_SUPPLIED DATA_.
^^^^^^^^

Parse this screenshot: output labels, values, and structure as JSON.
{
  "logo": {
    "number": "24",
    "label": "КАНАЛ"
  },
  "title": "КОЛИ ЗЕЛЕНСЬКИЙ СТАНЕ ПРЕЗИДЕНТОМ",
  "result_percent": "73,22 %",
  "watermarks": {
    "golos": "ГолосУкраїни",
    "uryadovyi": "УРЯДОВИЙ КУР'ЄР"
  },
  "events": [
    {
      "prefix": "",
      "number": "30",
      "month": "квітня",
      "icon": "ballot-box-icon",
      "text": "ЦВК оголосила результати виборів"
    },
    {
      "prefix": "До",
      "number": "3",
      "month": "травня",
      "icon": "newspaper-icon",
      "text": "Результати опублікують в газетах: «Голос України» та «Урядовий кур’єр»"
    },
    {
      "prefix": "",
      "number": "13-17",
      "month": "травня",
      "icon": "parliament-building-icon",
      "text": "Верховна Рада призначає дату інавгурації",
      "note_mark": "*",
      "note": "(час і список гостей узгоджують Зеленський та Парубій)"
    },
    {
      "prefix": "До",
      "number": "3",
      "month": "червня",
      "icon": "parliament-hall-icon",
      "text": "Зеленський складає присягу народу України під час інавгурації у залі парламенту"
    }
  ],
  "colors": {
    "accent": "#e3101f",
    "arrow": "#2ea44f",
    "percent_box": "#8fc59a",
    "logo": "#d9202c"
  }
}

^^^^^^^^

_GIVEN EXERCISE_.
Type the material above out again, exactly.

_RESULT_.
Parse this screenshot: output labels, values, and structure as JSON.
{
  "logo": {
    "number": "24",
    "label": "КАНАЛ"
  },
  "title": "КОЛИ ЗЕЛЕНСЬКИЙ СТАНЕ ПРЕЗИДЕНТОМ",
  "result_percent": "73,22 %",
  "watermarks": {
    "golos": "ГолосУкраїни",
    "uryadovyi": "УРЯДОВИЙ КУР'ЄР"
  },
  "events": [
    {
      "prefix": "",
      "number": "30",
      "month": "квітня",
      "icon": "ballot-box-icon",
      "text": "ЦВК оголосила результати виборів"
    },
    {
      "prefix": "До",
      "number": "3",
      "month": "травня",
      "icon": "newspaper-icon",
      "text": "Результати опублікують в газетах: «Голос України» та «Урядовий кур’єр»"
    },
    {
      "prefix": "",
      "number": "13-17",
      "month": "травня",
      "icon": "parliament-building-icon",
      "text": "Верховна Рада призначає дату інавгурації",
      "note_mark": "*",
      "note": "(час і список гостей узгоджують Зеленський та Парубій)"
    },
    {
      "prefix": "До",
      "number": "3",
      "month": "червня",
      "icon": "parliament-hall-icon",
      "text": "Зеленський складає присягу народу України під час інавгурації у залі парламенту"
    }
  ],
  "colors": {
    "accent": "#e3101f",
    "arrow": "#2ea44f",
    "percent_box": "#8fc59a",
    "logo": "#d9202c"
  }
}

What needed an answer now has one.